- _TO DO_
Extract every line that contains the string "Simulated".

════

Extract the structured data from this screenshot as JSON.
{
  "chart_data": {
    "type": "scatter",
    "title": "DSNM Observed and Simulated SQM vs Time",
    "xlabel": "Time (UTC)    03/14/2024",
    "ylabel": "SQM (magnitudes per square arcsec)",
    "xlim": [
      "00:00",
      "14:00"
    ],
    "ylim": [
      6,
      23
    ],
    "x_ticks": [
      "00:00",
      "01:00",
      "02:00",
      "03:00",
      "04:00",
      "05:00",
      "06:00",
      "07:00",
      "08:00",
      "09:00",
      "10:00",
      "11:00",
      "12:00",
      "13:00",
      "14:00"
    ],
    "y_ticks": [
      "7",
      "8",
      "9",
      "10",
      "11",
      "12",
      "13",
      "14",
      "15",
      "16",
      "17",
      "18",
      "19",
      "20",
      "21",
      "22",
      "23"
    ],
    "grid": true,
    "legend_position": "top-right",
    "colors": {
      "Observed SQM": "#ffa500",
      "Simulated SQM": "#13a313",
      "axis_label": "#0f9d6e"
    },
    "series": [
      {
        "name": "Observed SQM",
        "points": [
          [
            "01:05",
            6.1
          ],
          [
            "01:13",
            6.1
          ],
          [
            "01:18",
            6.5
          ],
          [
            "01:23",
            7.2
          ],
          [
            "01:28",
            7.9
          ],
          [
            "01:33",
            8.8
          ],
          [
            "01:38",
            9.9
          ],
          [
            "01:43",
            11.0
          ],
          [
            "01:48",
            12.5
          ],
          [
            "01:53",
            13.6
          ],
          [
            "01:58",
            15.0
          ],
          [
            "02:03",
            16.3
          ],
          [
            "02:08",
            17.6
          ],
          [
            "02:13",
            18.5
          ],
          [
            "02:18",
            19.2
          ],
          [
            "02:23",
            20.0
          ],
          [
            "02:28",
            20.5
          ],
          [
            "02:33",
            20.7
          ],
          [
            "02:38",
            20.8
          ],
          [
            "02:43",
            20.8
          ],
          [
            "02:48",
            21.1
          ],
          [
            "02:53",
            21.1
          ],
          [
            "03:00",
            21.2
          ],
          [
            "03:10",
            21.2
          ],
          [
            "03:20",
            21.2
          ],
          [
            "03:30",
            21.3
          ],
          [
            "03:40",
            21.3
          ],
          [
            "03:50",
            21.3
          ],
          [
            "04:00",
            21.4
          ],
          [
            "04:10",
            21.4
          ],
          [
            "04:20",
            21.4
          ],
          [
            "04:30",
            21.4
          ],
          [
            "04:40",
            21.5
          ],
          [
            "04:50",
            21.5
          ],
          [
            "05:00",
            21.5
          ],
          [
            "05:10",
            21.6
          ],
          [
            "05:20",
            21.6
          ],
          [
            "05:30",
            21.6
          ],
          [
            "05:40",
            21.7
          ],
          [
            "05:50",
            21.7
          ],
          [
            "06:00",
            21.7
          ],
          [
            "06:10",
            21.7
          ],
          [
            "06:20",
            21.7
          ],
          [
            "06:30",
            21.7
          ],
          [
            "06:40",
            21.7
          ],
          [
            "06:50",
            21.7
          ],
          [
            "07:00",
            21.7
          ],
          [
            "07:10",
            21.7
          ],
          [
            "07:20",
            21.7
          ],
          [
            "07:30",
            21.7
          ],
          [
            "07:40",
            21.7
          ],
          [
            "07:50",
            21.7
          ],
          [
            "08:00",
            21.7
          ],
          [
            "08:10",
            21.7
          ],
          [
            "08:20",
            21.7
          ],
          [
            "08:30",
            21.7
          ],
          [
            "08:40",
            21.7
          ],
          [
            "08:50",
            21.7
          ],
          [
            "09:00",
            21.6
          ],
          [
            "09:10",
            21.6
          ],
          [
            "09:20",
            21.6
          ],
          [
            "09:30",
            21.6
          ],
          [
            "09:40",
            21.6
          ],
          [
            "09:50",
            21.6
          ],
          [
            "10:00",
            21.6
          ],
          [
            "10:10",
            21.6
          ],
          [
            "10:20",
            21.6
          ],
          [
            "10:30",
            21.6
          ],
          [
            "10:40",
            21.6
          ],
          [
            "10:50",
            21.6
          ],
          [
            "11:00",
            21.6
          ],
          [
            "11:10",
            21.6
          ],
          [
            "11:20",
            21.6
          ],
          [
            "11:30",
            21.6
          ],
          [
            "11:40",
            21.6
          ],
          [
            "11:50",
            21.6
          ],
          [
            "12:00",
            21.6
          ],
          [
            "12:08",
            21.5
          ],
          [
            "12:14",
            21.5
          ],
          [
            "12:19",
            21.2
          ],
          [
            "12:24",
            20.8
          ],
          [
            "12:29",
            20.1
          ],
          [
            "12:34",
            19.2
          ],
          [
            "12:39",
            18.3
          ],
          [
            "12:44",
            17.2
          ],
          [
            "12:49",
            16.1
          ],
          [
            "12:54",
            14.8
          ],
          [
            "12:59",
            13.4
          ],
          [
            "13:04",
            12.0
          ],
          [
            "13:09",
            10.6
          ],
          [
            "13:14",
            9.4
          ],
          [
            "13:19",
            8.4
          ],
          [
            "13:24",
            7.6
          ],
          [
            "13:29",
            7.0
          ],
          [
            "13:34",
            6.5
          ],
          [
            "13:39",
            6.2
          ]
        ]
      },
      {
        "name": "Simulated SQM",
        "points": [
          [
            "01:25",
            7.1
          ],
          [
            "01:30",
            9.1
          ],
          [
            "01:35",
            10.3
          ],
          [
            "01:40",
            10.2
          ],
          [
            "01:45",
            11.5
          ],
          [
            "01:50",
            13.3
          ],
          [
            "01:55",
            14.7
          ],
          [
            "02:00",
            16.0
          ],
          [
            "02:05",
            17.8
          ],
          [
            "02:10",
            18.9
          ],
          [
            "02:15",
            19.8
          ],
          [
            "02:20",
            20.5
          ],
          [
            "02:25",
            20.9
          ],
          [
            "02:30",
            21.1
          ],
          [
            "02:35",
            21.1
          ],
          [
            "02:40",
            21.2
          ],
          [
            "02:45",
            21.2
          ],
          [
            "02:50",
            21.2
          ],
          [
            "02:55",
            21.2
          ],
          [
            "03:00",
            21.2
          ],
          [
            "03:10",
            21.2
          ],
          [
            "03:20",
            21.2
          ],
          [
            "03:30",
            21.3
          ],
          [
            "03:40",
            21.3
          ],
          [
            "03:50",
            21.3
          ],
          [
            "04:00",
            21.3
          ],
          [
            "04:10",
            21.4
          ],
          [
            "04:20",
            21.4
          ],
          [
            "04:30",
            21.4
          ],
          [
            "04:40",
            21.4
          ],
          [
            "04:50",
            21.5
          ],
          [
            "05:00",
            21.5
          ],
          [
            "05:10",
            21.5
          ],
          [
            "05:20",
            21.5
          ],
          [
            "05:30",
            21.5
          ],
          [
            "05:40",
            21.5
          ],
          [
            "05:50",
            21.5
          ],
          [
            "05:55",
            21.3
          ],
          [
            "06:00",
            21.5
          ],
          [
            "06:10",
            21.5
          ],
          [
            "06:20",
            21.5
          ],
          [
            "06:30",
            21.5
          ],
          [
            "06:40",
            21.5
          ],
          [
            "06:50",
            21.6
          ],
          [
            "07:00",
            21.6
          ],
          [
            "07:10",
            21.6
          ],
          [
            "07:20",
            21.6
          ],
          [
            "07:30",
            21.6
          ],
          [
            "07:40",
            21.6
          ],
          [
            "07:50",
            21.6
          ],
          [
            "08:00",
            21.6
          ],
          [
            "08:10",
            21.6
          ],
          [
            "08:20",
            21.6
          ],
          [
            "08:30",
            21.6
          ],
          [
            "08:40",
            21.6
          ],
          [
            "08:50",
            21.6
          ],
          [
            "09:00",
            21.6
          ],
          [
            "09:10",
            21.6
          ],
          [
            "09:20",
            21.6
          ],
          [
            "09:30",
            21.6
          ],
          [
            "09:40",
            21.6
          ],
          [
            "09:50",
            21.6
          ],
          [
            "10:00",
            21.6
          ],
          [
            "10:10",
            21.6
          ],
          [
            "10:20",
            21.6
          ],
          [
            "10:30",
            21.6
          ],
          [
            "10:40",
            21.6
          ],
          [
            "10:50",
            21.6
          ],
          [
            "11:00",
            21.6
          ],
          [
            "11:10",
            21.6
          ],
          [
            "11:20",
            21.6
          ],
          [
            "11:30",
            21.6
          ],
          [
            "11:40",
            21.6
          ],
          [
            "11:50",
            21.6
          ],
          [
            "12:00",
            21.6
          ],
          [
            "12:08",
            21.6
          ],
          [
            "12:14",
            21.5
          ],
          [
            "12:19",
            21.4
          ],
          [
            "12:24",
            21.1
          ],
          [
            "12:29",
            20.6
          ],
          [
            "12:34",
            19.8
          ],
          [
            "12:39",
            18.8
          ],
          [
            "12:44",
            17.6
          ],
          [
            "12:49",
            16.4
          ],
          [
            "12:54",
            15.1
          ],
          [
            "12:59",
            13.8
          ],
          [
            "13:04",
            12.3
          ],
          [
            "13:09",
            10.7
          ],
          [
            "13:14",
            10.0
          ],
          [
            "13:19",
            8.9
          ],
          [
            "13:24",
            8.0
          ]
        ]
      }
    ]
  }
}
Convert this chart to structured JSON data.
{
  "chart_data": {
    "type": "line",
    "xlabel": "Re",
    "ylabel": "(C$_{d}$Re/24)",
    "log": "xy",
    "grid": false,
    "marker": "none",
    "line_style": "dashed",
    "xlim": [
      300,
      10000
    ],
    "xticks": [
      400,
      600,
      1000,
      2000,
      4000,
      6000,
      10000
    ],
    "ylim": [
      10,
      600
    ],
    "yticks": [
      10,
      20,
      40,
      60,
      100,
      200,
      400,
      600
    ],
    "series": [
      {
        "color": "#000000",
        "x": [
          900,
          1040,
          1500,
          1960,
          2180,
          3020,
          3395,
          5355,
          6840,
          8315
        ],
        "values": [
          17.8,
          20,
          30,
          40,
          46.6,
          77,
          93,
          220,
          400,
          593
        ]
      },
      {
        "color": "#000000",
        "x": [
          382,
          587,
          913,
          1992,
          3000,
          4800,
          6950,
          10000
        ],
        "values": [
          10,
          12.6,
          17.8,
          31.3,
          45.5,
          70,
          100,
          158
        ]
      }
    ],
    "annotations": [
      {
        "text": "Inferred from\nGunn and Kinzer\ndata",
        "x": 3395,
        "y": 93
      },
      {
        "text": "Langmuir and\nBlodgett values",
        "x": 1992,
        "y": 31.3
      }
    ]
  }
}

════

- _SOLUTION TO THIS PROBLEM_
    "title": "DSNM Observed and Simulated SQM vs Time",
      "Simulated SQM": "#13a313",
        "name": "Simulated SQM",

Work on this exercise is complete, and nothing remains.